*Task input*

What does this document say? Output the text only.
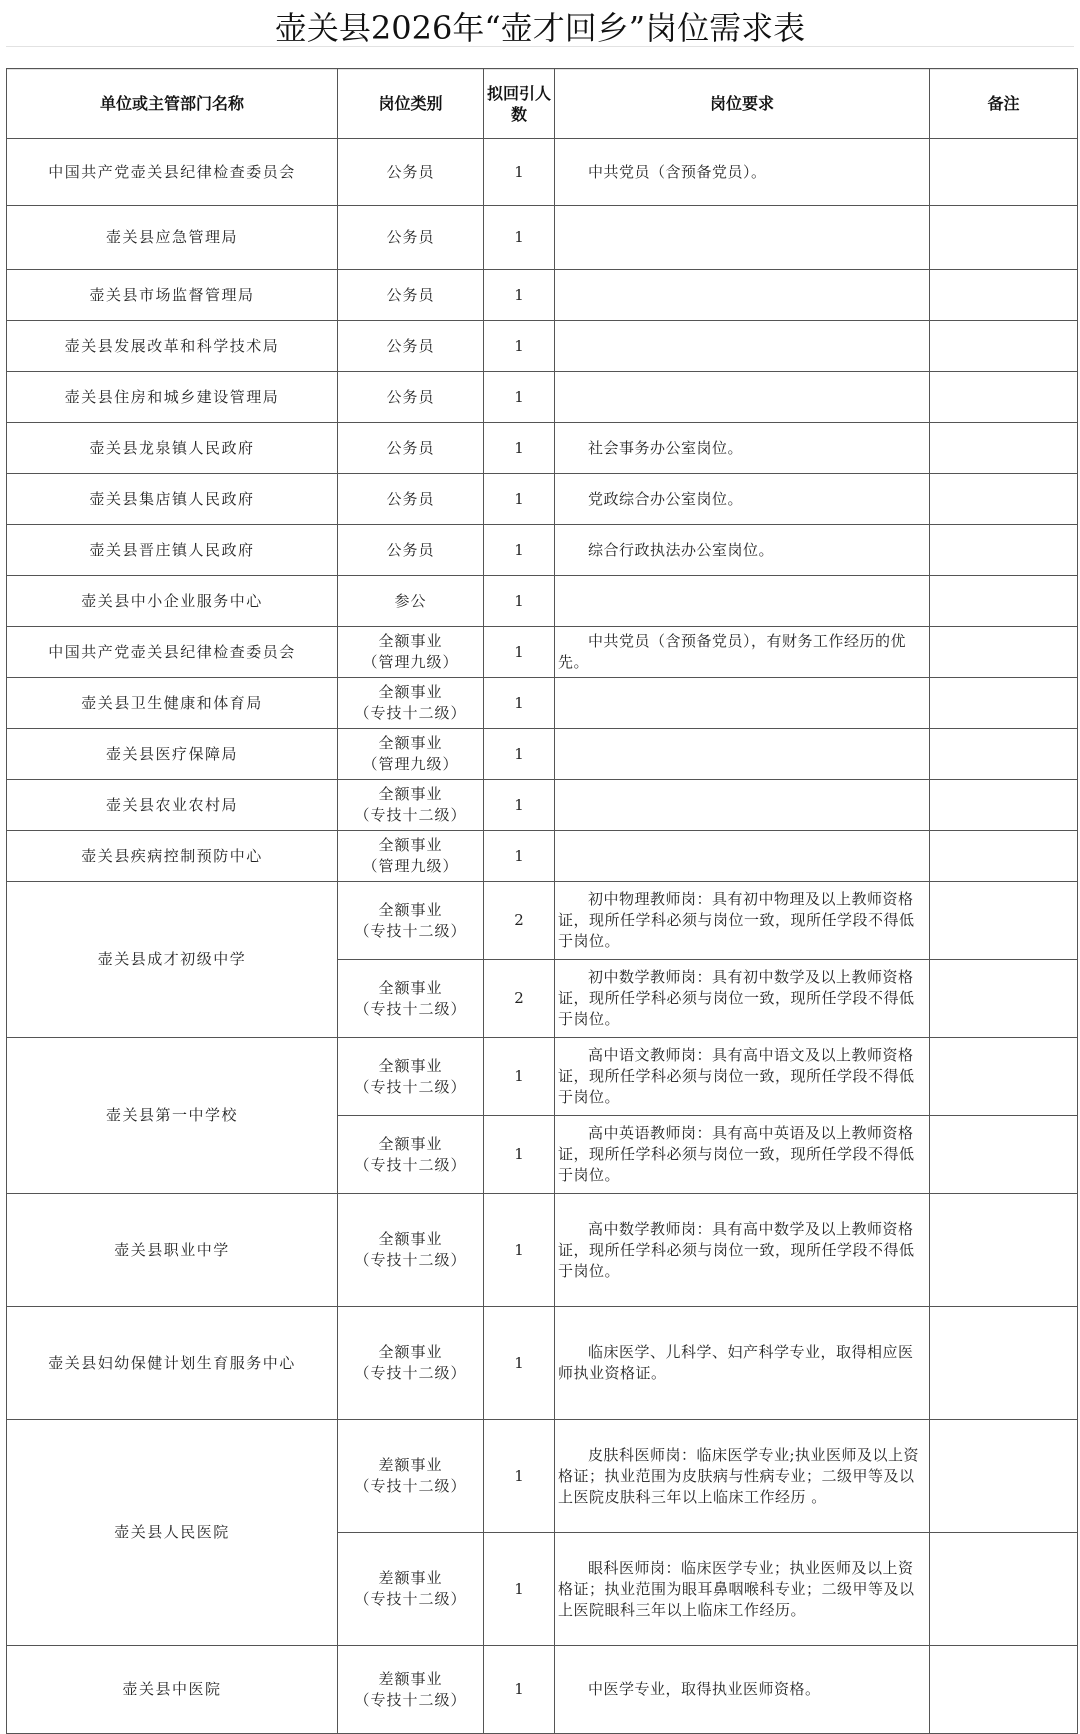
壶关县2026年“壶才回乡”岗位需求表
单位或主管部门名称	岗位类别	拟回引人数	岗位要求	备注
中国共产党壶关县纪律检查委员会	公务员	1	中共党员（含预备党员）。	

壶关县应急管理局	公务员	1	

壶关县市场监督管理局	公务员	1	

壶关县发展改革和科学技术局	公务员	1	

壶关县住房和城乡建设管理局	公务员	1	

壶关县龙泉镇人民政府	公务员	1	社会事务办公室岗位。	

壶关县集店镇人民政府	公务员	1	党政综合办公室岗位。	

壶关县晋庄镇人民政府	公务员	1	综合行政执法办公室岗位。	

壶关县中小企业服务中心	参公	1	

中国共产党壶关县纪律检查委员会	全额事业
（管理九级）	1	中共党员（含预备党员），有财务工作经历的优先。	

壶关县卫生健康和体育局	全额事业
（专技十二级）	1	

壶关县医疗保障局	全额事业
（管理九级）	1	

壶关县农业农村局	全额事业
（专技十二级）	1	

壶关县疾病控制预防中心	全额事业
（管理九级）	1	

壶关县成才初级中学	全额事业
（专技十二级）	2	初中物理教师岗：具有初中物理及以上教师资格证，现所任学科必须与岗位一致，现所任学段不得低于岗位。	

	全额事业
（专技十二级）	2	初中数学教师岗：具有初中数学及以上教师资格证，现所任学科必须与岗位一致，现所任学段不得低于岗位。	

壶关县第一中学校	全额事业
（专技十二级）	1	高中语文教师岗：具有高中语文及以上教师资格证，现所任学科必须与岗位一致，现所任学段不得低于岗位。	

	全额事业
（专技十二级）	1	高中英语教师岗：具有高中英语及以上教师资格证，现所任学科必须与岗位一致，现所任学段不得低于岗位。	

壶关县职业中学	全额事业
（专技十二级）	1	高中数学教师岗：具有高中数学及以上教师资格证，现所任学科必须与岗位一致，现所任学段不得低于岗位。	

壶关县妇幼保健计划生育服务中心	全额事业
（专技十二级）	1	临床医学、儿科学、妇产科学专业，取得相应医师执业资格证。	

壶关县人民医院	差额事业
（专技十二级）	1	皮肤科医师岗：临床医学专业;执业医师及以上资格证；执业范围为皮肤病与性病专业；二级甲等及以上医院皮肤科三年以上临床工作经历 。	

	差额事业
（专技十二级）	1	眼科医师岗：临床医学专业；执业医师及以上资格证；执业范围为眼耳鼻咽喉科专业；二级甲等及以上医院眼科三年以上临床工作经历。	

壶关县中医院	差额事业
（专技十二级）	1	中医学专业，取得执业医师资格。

*Work to do*
Display every line of the listing that contains the string "中共党员".

*Complete answer*
中国共产党壶关县纪律检查委员会	公务员	1	中共党员（含预备党员）。	
（管理九级）	1	中共党员（含预备党员），有财务工作经历的优先。	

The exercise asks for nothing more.